» PROBLEM TO SOLVE:
Restate the listing that follows word for word, without its pictures.

___ DATA RECORDS

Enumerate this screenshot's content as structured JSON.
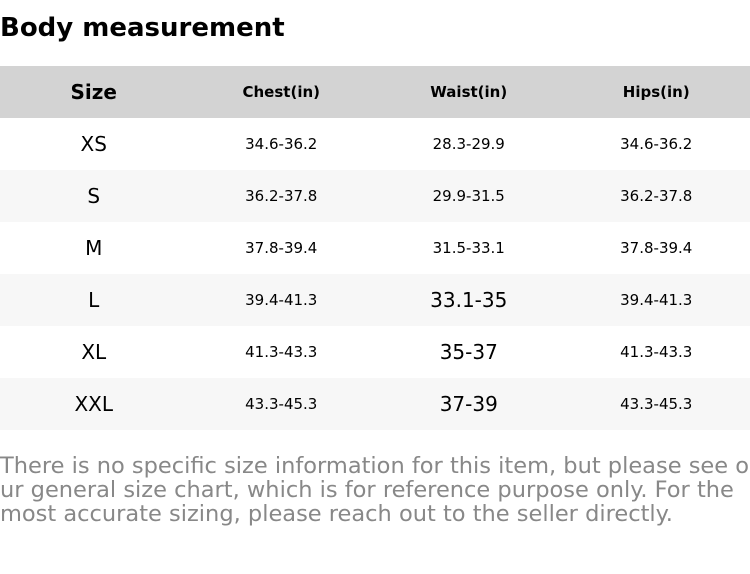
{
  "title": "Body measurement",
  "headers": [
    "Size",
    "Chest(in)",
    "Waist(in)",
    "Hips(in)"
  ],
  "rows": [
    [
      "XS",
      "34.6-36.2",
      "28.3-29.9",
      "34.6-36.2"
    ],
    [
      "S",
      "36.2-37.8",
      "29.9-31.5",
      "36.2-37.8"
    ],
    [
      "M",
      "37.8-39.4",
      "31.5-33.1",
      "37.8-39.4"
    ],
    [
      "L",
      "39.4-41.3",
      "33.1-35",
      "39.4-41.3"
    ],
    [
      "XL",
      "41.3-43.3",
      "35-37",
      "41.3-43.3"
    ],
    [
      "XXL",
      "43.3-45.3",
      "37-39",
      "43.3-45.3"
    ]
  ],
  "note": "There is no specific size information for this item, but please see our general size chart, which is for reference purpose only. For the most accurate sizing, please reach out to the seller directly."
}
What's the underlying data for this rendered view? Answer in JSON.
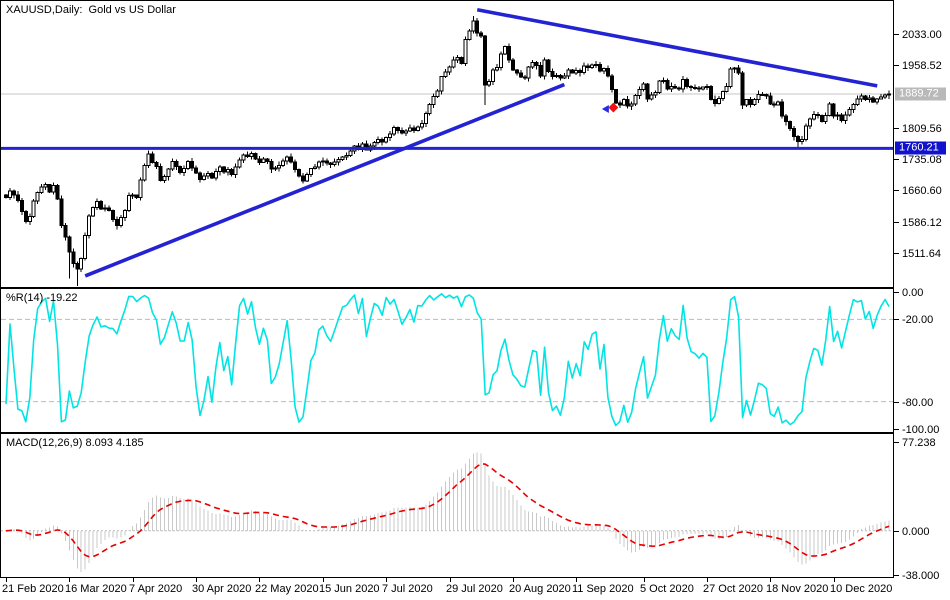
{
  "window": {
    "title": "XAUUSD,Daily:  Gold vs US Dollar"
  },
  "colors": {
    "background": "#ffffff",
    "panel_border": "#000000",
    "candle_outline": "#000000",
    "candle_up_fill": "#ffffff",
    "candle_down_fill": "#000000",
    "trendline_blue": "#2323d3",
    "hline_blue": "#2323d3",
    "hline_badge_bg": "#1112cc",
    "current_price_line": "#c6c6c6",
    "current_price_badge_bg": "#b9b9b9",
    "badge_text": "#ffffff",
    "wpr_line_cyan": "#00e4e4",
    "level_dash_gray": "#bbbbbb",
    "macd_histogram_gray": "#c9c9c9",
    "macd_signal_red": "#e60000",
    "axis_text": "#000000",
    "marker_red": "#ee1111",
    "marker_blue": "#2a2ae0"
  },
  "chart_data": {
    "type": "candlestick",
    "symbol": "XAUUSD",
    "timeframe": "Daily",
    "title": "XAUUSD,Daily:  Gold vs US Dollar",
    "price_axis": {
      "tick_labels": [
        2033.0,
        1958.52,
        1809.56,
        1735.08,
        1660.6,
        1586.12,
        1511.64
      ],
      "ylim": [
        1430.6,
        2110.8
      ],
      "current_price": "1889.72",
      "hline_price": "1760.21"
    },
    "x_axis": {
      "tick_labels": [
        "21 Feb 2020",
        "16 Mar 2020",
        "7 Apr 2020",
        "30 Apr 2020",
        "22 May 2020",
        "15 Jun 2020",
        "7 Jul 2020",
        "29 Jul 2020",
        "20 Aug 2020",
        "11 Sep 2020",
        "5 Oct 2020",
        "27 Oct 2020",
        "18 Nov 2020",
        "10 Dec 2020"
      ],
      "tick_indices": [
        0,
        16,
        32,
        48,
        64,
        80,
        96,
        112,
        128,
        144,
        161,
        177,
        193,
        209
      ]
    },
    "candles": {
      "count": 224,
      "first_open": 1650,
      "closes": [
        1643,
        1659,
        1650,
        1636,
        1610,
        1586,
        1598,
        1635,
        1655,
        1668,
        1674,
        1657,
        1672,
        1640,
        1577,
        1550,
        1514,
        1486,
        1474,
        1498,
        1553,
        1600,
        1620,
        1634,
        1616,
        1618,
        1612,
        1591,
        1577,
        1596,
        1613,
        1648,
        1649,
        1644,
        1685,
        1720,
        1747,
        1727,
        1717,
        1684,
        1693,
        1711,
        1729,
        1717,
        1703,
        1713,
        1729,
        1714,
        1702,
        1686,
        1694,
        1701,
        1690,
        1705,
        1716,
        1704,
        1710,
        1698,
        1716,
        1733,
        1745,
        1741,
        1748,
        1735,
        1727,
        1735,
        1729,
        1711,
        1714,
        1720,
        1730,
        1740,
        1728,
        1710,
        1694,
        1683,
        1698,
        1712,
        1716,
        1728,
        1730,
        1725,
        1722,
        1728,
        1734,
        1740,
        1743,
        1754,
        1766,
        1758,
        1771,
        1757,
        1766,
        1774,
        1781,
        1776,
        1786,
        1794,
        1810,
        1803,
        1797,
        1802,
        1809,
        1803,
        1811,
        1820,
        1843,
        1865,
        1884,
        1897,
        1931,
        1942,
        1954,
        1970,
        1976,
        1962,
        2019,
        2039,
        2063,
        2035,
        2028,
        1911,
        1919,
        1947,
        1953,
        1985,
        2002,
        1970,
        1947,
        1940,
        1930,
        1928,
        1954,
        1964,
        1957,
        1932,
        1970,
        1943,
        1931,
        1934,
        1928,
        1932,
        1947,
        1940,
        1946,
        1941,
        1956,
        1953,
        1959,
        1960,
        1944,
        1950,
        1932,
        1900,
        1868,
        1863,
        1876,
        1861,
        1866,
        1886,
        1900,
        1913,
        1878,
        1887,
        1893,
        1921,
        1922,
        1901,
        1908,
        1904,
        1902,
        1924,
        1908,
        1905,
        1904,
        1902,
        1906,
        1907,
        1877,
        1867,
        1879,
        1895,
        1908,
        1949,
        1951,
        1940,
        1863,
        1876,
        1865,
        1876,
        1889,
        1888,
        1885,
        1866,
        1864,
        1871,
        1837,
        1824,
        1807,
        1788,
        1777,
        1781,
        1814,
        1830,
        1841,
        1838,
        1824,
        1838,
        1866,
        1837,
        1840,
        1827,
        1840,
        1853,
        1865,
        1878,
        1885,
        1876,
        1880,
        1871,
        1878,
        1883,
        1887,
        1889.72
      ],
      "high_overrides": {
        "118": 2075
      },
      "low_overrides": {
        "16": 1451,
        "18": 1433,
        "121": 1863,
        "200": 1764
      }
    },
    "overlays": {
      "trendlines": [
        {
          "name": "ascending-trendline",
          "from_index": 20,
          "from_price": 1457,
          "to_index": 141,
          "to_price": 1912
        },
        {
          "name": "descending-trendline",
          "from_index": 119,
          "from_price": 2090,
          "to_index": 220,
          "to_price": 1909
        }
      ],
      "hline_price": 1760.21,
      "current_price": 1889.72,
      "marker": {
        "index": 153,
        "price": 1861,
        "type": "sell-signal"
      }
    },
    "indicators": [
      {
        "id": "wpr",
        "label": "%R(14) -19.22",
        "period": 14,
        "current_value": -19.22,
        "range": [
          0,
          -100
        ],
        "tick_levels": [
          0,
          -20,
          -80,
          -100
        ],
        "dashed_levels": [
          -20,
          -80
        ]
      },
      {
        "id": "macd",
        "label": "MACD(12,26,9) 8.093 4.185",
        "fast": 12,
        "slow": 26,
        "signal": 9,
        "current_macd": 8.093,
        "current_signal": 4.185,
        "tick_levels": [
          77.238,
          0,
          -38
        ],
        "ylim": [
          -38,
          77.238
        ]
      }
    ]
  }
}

______

» TASK ANSWER:
Enumerate this screenshot's content as structured JSON.
{
  "title": "Body measurement",
  "headers": [
    "Size",
    "Chest(in)",
    "Waist(in)",
    "Hips(in)"
  ],
  "rows": [
    [
      "XS",
      "34.6-36.2",
      "28.3-29.9",
      "34.6-36.2"
    ],
    [
      "S",
      "36.2-37.8",
      "29.9-31.5",
      "36.2-37.8"
    ],
    [
      "M",
      "37.8-39.4",
      "31.5-33.1",
      "37.8-39.4"
    ],
    [
      "L",
      "39.4-41.3",
      "33.1-35",
      "39.4-41.3"
    ],
    [
      "XL",
      "41.3-43.3",
      "35-37",
      "41.3-43.3"
    ],
    [
      "XXL",
      "43.3-45.3",
      "37-39",
      "43.3-45.3"
    ]
  ],
  "note": "There is no specific size information for this item, but please see our general size chart, which is for reference purpose only. For the most accurate sizing, please reach out to the seller directly."
}
What's the underlying data for this rendered view? Answer in JSON.
{
  "window": {
    "title": "XAUUSD,Daily:  Gold vs US Dollar"
  },
  "colors": {
    "background": "#ffffff",
    "panel_border": "#000000",
    "candle_outline": "#000000",
    "candle_up_fill": "#ffffff",
    "candle_down_fill": "#000000",
    "trendline_blue": "#2323d3",
    "hline_blue": "#2323d3",
    "hline_badge_bg": "#1112cc",
    "current_price_line": "#c6c6c6",
    "current_price_badge_bg": "#b9b9b9",
    "badge_text": "#ffffff",
    "wpr_line_cyan": "#00e4e4",
    "level_dash_gray": "#bbbbbb",
    "macd_histogram_gray": "#c9c9c9",
    "macd_signal_red": "#e60000",
    "axis_text": "#000000",
    "marker_red": "#ee1111",
    "marker_blue": "#2a2ae0"
  },
  "chart_data": {
    "type": "candlestick",
    "symbol": "XAUUSD",
    "timeframe": "Daily",
    "title": "XAUUSD,Daily:  Gold vs US Dollar",
    "price_axis": {
      "tick_labels": [
        2033.0,
        1958.52,
        1809.56,
        1735.08,
        1660.6,
        1586.12,
        1511.64
      ],
      "ylim": [
        1430.6,
        2110.8
      ],
      "current_price": "1889.72",
      "hline_price": "1760.21"
    },
    "x_axis": {
      "tick_labels": [
        "21 Feb 2020",
        "16 Mar 2020",
        "7 Apr 2020",
        "30 Apr 2020",
        "22 May 2020",
        "15 Jun 2020",
        "7 Jul 2020",
        "29 Jul 2020",
        "20 Aug 2020",
        "11 Sep 2020",
        "5 Oct 2020",
        "27 Oct 2020",
        "18 Nov 2020",
        "10 Dec 2020"
      ],
      "tick_indices": [
        0,
        16,
        32,
        48,
        64,
        80,
        96,
        112,
        128,
        144,
        161,
        177,
        193,
        209
      ]
    },
    "candles": {
      "count": 224,
      "first_open": 1650,
      "closes": [
        1643,
        1659,
        1650,
        1636,
        1610,
        1586,
        1598,
        1635,
        1655,
        1668,
        1674,
        1657,
        1672,
        1640,
        1577,
        1550,
        1514,
        1486,
        1474,
        1498,
        1553,
        1600,
        1620,
        1634,
        1616,
        1618,
        1612,
        1591,
        1577,
        1596,
        1613,
        1648,
        1649,
        1644,
        1685,
        1720,
        1747,
        1727,
        1717,
        1684,
        1693,
        1711,
        1729,
        1717,
        1703,
        1713,
        1729,
        1714,
        1702,
        1686,
        1694,
        1701,
        1690,
        1705,
        1716,
        1704,
        1710,
        1698,
        1716,
        1733,
        1745,
        1741,
        1748,
        1735,
        1727,
        1735,
        1729,
        1711,
        1714,
        1720,
        1730,
        1740,
        1728,
        1710,
        1694,
        1683,
        1698,
        1712,
        1716,
        1728,
        1730,
        1725,
        1722,
        1728,
        1734,
        1740,
        1743,
        1754,
        1766,
        1758,
        1771,
        1757,
        1766,
        1774,
        1781,
        1776,
        1786,
        1794,
        1810,
        1803,
        1797,
        1802,
        1809,
        1803,
        1811,
        1820,
        1843,
        1865,
        1884,
        1897,
        1931,
        1942,
        1954,
        1970,
        1976,
        1962,
        2019,
        2039,
        2063,
        2035,
        2028,
        1911,
        1919,
        1947,
        1953,
        1985,
        2002,
        1970,
        1947,
        1940,
        1930,
        1928,
        1954,
        1964,
        1957,
        1932,
        1970,
        1943,
        1931,
        1934,
        1928,
        1932,
        1947,
        1940,
        1946,
        1941,
        1956,
        1953,
        1959,
        1960,
        1944,
        1950,
        1932,
        1900,
        1868,
        1863,
        1876,
        1861,
        1866,
        1886,
        1900,
        1913,
        1878,
        1887,
        1893,
        1921,
        1922,
        1901,
        1908,
        1904,
        1902,
        1924,
        1908,
        1905,
        1904,
        1902,
        1906,
        1907,
        1877,
        1867,
        1879,
        1895,
        1908,
        1949,
        1951,
        1940,
        1863,
        1876,
        1865,
        1876,
        1889,
        1888,
        1885,
        1866,
        1864,
        1871,
        1837,
        1824,
        1807,
        1788,
        1777,
        1781,
        1814,
        1830,
        1841,
        1838,
        1824,
        1838,
        1866,
        1837,
        1840,
        1827,
        1840,
        1853,
        1865,
        1878,
        1885,
        1876,
        1880,
        1871,
        1878,
        1883,
        1887,
        1889.72
      ],
      "high_overrides": {
        "118": 2075
      },
      "low_overrides": {
        "16": 1451,
        "18": 1433,
        "121": 1863,
        "200": 1764
      }
    },
    "overlays": {
      "trendlines": [
        {
          "name": "ascending-trendline",
          "from_index": 20,
          "from_price": 1457,
          "to_index": 141,
          "to_price": 1912
        },
        {
          "name": "descending-trendline",
          "from_index": 119,
          "from_price": 2090,
          "to_index": 220,
          "to_price": 1909
        }
      ],
      "hline_price": 1760.21,
      "current_price": 1889.72,
      "marker": {
        "index": 153,
        "price": 1861,
        "type": "sell-signal"
      }
    },
    "indicators": [
      {
        "id": "wpr",
        "label": "%R(14) -19.22",
        "period": 14,
        "current_value": -19.22,
        "range": [
          0,
          -100
        ],
        "tick_levels": [
          0,
          -20,
          -80,
          -100
        ],
        "dashed_levels": [
          -20,
          -80
        ]
      },
      {
        "id": "macd",
        "label": "MACD(12,26,9) 8.093 4.185",
        "fast": 12,
        "slow": 26,
        "signal": 9,
        "current_macd": 8.093,
        "current_signal": 4.185,
        "tick_levels": [
          77.238,
          0,
          -38
        ],
        "ylim": [
          -38,
          77.238
        ]
      }
    ]
  }
}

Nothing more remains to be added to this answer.